* [Material to process]
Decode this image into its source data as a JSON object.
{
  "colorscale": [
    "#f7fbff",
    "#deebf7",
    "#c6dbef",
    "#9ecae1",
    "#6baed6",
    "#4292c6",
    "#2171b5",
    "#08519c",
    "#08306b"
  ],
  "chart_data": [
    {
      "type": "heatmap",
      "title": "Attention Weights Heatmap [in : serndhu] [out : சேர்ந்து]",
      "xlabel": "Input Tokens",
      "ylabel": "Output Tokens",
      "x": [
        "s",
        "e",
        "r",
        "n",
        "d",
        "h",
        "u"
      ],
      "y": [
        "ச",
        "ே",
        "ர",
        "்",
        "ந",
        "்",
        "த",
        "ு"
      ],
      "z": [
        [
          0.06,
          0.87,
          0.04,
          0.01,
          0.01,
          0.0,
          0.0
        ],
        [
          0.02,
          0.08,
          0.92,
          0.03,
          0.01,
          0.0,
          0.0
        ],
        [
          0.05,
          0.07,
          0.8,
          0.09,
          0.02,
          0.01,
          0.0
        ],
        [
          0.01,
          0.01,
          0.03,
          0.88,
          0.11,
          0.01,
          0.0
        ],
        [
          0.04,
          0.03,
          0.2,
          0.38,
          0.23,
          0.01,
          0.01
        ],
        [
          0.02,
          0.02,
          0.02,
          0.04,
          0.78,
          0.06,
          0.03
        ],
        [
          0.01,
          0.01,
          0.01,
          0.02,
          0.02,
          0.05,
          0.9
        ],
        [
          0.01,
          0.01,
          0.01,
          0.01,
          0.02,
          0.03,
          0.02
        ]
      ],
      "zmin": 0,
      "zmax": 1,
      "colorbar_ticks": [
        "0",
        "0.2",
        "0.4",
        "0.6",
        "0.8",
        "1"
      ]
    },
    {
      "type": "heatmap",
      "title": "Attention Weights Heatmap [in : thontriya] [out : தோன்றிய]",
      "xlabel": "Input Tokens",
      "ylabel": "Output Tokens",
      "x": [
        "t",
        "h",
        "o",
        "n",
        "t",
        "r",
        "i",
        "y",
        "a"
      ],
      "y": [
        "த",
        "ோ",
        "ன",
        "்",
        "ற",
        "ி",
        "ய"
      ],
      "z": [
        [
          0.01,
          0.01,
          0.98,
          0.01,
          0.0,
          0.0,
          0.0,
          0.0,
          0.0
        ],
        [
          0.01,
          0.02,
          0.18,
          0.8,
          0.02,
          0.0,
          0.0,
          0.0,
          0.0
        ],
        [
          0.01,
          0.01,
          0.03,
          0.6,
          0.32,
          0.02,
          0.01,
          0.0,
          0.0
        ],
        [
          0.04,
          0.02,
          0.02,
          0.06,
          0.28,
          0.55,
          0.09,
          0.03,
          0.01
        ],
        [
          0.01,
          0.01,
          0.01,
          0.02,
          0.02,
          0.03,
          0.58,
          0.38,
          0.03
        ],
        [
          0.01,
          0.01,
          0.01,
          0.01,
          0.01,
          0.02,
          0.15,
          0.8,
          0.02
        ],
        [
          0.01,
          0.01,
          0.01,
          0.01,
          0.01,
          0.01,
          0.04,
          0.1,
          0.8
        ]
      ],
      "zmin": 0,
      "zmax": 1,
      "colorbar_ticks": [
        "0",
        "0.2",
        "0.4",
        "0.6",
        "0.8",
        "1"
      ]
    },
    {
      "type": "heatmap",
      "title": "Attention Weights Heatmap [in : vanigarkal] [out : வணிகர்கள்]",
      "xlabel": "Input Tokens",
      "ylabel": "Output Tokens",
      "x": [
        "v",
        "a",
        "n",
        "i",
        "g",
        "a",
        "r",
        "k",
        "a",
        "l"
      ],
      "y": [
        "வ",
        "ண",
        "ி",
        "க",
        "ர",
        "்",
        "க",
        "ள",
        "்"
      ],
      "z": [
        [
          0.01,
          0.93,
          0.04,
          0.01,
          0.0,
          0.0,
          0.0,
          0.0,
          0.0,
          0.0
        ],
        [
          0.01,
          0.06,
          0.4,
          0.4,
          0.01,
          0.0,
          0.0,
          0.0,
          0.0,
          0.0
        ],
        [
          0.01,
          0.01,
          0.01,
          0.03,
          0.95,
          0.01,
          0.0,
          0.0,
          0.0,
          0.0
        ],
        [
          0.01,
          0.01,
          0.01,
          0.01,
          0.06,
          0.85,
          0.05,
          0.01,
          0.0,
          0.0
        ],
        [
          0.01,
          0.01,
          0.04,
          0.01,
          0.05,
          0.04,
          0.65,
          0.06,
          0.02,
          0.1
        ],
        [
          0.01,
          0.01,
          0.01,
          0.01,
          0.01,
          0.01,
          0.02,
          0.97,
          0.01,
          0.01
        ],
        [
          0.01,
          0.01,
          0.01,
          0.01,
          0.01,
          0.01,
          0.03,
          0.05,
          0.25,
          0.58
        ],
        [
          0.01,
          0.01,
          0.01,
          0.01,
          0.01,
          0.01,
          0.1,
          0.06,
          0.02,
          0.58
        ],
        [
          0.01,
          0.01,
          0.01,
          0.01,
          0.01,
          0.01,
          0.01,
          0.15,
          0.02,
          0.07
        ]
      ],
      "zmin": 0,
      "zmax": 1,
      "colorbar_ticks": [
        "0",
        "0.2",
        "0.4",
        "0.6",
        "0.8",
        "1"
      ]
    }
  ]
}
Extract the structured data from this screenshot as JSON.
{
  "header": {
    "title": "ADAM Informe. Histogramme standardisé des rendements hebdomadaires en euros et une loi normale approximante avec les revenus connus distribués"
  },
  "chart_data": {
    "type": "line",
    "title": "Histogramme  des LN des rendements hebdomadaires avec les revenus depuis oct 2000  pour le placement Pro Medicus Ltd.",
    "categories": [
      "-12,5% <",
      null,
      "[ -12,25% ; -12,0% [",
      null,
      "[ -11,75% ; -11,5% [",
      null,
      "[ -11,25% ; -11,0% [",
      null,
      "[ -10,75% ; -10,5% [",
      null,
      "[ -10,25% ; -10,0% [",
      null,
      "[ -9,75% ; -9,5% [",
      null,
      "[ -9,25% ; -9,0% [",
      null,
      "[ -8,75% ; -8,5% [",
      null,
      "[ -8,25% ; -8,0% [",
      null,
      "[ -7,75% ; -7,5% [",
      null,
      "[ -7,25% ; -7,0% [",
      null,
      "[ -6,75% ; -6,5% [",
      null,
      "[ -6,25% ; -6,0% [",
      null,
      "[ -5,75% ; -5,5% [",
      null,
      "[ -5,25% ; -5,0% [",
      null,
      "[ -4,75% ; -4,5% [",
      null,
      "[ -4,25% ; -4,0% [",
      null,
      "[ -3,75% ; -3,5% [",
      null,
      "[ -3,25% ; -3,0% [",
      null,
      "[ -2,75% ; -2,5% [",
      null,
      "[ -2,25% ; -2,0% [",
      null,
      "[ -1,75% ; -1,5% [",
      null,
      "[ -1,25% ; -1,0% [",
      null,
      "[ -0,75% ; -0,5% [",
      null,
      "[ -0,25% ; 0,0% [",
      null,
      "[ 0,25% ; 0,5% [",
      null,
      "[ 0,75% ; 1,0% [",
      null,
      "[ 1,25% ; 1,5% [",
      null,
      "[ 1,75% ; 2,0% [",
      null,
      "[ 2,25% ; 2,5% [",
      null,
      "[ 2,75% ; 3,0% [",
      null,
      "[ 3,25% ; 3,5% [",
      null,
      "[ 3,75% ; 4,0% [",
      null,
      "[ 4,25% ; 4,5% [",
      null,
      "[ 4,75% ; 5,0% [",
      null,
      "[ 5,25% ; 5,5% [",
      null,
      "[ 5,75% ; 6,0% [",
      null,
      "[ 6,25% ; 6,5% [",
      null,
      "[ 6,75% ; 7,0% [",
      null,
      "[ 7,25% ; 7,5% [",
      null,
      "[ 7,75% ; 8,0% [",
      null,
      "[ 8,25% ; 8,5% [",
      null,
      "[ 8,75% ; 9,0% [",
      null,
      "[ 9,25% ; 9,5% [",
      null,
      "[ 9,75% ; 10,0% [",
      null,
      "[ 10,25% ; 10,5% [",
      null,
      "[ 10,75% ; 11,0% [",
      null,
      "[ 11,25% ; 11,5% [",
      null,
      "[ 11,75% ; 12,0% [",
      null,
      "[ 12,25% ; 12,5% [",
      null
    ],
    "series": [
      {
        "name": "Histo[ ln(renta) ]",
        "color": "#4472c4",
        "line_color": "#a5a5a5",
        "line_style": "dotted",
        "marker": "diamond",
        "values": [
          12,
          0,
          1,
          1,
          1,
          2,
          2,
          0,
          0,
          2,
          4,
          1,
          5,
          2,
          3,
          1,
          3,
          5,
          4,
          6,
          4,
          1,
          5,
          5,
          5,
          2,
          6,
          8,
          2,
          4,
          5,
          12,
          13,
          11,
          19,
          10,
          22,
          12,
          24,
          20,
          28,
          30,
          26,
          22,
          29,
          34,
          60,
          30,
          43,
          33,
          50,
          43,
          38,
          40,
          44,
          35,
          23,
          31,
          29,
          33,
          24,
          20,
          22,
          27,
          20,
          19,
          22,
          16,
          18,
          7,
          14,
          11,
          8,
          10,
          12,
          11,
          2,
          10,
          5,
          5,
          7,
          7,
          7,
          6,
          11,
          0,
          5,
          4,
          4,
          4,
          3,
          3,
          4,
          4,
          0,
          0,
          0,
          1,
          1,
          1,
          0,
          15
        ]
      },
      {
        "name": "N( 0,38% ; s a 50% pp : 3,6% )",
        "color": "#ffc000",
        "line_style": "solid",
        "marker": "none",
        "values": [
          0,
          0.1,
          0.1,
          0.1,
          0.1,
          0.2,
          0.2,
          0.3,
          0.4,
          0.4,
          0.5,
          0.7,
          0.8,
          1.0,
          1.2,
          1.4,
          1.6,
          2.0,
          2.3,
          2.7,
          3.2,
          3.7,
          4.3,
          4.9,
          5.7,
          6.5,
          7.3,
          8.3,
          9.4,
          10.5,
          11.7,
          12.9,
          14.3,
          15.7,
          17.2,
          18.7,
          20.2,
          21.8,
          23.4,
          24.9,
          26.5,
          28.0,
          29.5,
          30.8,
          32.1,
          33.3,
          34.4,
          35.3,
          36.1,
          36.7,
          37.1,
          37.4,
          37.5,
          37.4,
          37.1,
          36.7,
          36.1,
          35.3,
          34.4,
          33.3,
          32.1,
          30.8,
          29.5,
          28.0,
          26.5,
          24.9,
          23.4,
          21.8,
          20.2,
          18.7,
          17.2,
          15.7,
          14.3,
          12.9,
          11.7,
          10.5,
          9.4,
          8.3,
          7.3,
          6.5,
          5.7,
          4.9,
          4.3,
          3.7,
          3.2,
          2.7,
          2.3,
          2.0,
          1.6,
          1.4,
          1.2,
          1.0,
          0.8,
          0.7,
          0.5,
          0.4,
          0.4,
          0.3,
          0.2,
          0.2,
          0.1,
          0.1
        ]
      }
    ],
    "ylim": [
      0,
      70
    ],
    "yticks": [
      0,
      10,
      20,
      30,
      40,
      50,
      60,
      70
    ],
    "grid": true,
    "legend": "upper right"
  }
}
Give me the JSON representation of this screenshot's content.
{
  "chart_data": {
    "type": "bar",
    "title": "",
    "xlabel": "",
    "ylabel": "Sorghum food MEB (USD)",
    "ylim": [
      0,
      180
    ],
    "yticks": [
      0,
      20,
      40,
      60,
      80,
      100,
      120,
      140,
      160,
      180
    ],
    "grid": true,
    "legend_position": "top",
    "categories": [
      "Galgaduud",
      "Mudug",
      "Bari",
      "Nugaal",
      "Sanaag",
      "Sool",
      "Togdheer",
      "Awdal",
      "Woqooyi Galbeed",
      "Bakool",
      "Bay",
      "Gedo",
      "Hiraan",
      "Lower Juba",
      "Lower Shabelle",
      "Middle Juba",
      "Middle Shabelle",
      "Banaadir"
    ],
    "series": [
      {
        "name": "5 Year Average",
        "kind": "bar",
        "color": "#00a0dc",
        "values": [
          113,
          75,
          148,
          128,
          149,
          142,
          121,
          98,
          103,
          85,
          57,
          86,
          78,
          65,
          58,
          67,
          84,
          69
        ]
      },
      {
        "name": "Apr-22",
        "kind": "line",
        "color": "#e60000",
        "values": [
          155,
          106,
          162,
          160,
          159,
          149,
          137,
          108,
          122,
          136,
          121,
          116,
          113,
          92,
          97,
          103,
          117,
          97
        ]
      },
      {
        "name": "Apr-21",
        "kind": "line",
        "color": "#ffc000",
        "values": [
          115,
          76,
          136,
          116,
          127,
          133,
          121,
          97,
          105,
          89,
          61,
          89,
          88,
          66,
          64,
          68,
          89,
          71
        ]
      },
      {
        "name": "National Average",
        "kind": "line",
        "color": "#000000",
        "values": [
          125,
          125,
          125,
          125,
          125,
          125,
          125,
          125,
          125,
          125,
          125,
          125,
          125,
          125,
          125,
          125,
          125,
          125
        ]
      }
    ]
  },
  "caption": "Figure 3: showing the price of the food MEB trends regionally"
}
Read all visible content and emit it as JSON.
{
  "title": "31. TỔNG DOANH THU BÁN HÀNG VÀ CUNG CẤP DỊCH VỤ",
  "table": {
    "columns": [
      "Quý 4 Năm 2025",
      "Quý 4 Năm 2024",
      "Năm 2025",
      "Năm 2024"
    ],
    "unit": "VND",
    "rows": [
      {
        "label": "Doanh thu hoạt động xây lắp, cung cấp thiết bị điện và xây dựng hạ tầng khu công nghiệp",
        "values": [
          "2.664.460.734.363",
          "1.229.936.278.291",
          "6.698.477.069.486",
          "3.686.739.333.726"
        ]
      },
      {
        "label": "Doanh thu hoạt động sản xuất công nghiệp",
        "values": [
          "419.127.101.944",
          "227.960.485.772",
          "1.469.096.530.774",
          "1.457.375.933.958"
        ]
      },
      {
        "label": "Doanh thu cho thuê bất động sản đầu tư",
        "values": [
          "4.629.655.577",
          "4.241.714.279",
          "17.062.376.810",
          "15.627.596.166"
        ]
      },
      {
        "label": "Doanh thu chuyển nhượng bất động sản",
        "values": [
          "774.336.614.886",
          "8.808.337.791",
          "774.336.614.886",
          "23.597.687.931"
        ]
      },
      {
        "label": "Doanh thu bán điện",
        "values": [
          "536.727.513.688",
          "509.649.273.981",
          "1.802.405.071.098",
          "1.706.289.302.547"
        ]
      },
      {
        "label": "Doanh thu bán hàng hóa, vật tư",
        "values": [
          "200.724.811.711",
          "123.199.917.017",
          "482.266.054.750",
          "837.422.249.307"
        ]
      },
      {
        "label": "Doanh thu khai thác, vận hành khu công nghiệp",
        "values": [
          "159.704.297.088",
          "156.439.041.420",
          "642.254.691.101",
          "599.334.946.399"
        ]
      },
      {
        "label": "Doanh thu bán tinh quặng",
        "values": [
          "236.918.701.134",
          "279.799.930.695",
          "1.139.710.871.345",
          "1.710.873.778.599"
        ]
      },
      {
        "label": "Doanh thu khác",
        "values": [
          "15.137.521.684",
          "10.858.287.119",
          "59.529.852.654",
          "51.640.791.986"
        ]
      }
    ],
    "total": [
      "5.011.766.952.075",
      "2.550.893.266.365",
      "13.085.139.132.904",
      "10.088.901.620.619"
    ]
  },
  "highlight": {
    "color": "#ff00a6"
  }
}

* [Description of the task] Tally the lines of the data that contain the string "screenshot" and report the total alone.

* [Reply to the exercise] 2